Given request: Search the entries for the word "JSON" and pull out each line that has it.

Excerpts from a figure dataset
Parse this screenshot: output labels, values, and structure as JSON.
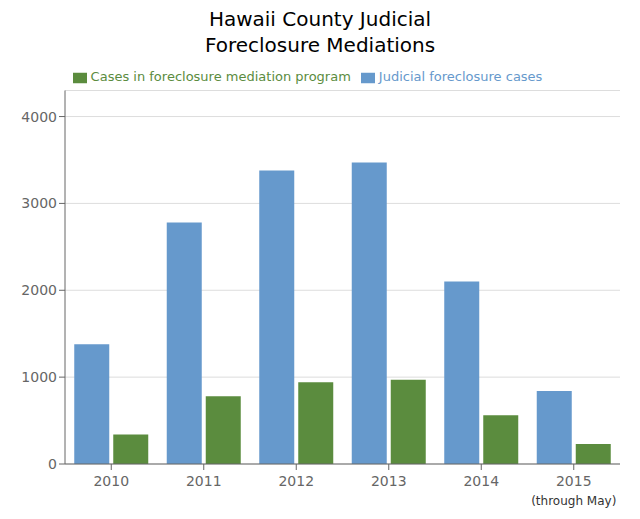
{
  "chart_data": {
    "type": "bar",
    "title": "Hawaii County Judicial\nForeclosure Mediations",
    "categories": [
      "2010",
      "2011",
      "2012",
      "2013",
      "2014",
      "2015"
    ],
    "series": [
      {
        "name": "Judicial foreclosure cases",
        "color": "#6699CC",
        "values": [
          1380,
          2780,
          3380,
          3470,
          2100,
          840
        ]
      },
      {
        "name": "Cases in foreclosure mediation program",
        "color": "#5B8C3E",
        "values": [
          340,
          780,
          940,
          970,
          560,
          230
        ]
      }
    ],
    "annotations": [
      {
        "text": "(through May)",
        "x": "2015"
      }
    ],
    "ylim": [
      0,
      4300
    ],
    "yticks": [
      0,
      1000,
      2000,
      3000,
      4000
    ],
    "grid": true,
    "legend": "top"
  }
}
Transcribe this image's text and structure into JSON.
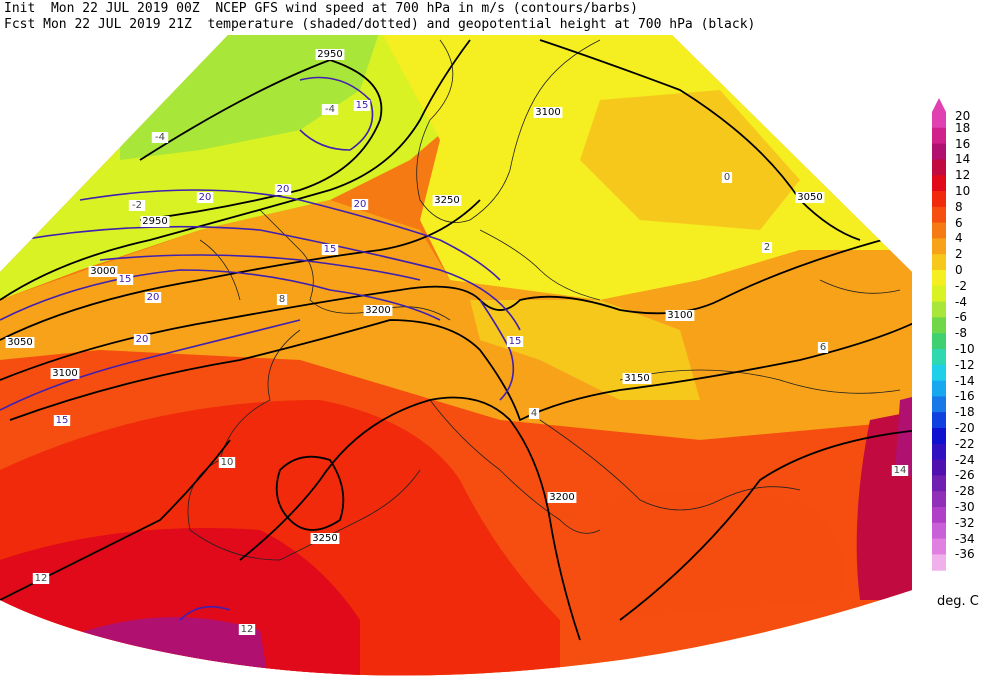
{
  "header": {
    "line1": "Init  Mon 22 JUL 2019 00Z  NCEP GFS wind speed at 700 hPa in m/s (contours/barbs)",
    "line2": "Fcst Mon 22 JUL 2019 21Z  temperature (shaded/dotted) and geopotential height at 700 hPa (black)"
  },
  "colorbar": {
    "unit": "deg. C",
    "levels": [
      {
        "label": "20",
        "color": "#e040b0"
      },
      {
        "label": "18",
        "color": "#d0208c"
      },
      {
        "label": "16",
        "color": "#b01070"
      },
      {
        "label": "14",
        "color": "#c00a40"
      },
      {
        "label": "12",
        "color": "#e00a1a"
      },
      {
        "label": "10",
        "color": "#f02a0a"
      },
      {
        "label": "8",
        "color": "#f54e10"
      },
      {
        "label": "6",
        "color": "#f57a14"
      },
      {
        "label": "4",
        "color": "#f7a218"
      },
      {
        "label": "2",
        "color": "#f7c81c"
      },
      {
        "label": "0",
        "color": "#f5ee20"
      },
      {
        "label": "-2",
        "color": "#d8f224"
      },
      {
        "label": "-4",
        "color": "#a8e63a"
      },
      {
        "label": "-6",
        "color": "#70d848"
      },
      {
        "label": "-8",
        "color": "#40d070"
      },
      {
        "label": "-10",
        "color": "#30d8b0"
      },
      {
        "label": "-12",
        "color": "#20d0e8"
      },
      {
        "label": "-14",
        "color": "#18a8f0"
      },
      {
        "label": "-16",
        "color": "#1878e8"
      },
      {
        "label": "-18",
        "color": "#1040e0"
      },
      {
        "label": "-20",
        "color": "#1010d0"
      },
      {
        "label": "-22",
        "color": "#3010c0"
      },
      {
        "label": "-24",
        "color": "#5010b0"
      },
      {
        "label": "-26",
        "color": "#7020b0"
      },
      {
        "label": "-28",
        "color": "#9030b8"
      },
      {
        "label": "-30",
        "color": "#b040c8"
      },
      {
        "label": "-32",
        "color": "#c860d8"
      },
      {
        "label": "-34",
        "color": "#e080e0"
      },
      {
        "label": "-36",
        "color": "#f0b0ec"
      }
    ]
  },
  "height_labels": [
    {
      "text": "2950"
    },
    {
      "text": "2950"
    },
    {
      "text": "3000"
    },
    {
      "text": "3050"
    },
    {
      "text": "3050"
    },
    {
      "text": "3100"
    },
    {
      "text": "3100"
    },
    {
      "text": "3100"
    },
    {
      "text": "3150"
    },
    {
      "text": "3200"
    },
    {
      "text": "3200"
    },
    {
      "text": "3250"
    },
    {
      "text": "3250"
    }
  ],
  "wind_labels": [
    {
      "text": "15"
    },
    {
      "text": "20"
    },
    {
      "text": "20"
    },
    {
      "text": "15"
    },
    {
      "text": "20"
    },
    {
      "text": "15"
    },
    {
      "text": "20"
    },
    {
      "text": "15"
    },
    {
      "text": "15"
    },
    {
      "text": "20"
    }
  ],
  "temp_labels": [
    {
      "text": "-4"
    },
    {
      "text": "-4"
    },
    {
      "text": "-2"
    },
    {
      "text": "0"
    },
    {
      "text": "2"
    },
    {
      "text": "4"
    },
    {
      "text": "6"
    },
    {
      "text": "8"
    },
    {
      "text": "10"
    },
    {
      "text": "12"
    },
    {
      "text": "12"
    },
    {
      "text": "14"
    }
  ]
}
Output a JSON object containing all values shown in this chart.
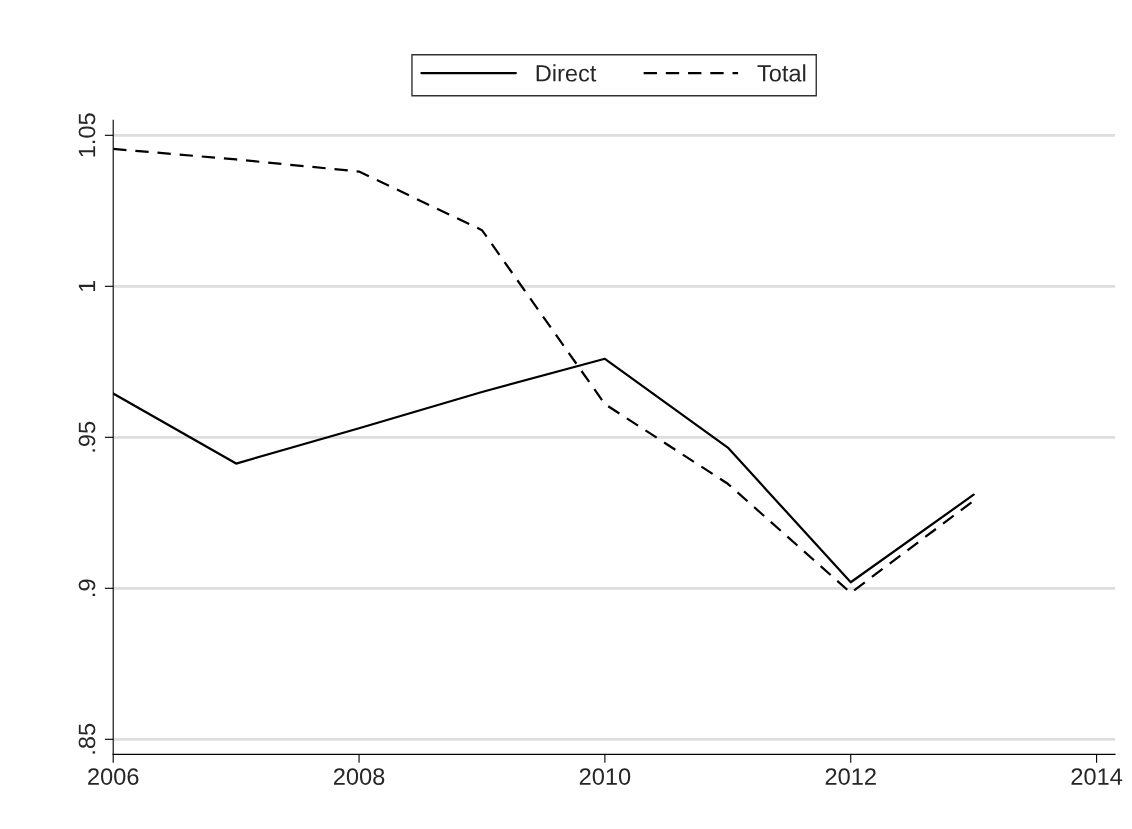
{
  "chart_data": {
    "type": "line",
    "x": [
      2006,
      2007,
      2008,
      2009,
      2010,
      2011,
      2012,
      2013
    ],
    "series": [
      {
        "name": "Direct",
        "color": "#000000",
        "line_style": "solid",
        "values": [
          0.9645,
          0.9413,
          0.953,
          0.965,
          0.976,
          0.9466,
          0.902,
          0.931
        ]
      },
      {
        "name": "Total",
        "color": "#000000",
        "line_style": "dashed",
        "values": [
          1.0455,
          1.042,
          1.038,
          1.0186,
          0.961,
          0.9346,
          0.8985,
          0.929
        ]
      }
    ],
    "xlim": [
      2006,
      2014.15
    ],
    "xticks": [
      2006,
      2008,
      2010,
      2012,
      2014
    ],
    "ylim": [
      0.845,
      1.055
    ],
    "yticks": [
      {
        "value": 0.85,
        "label": ".85"
      },
      {
        "value": 0.9,
        "label": ".9"
      },
      {
        "value": 0.95,
        "label": ".95"
      },
      {
        "value": 1,
        "label": "1"
      },
      {
        "value": 1.05,
        "label": "1.05"
      }
    ],
    "grid": "y",
    "legend": "top"
  }
}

Exercise solution:
Parse this screenshot: output labels, values, and structure as JSON.
Transcribe this image's text and structure into JSON.
Output a JSON object containing all values shown in this chart.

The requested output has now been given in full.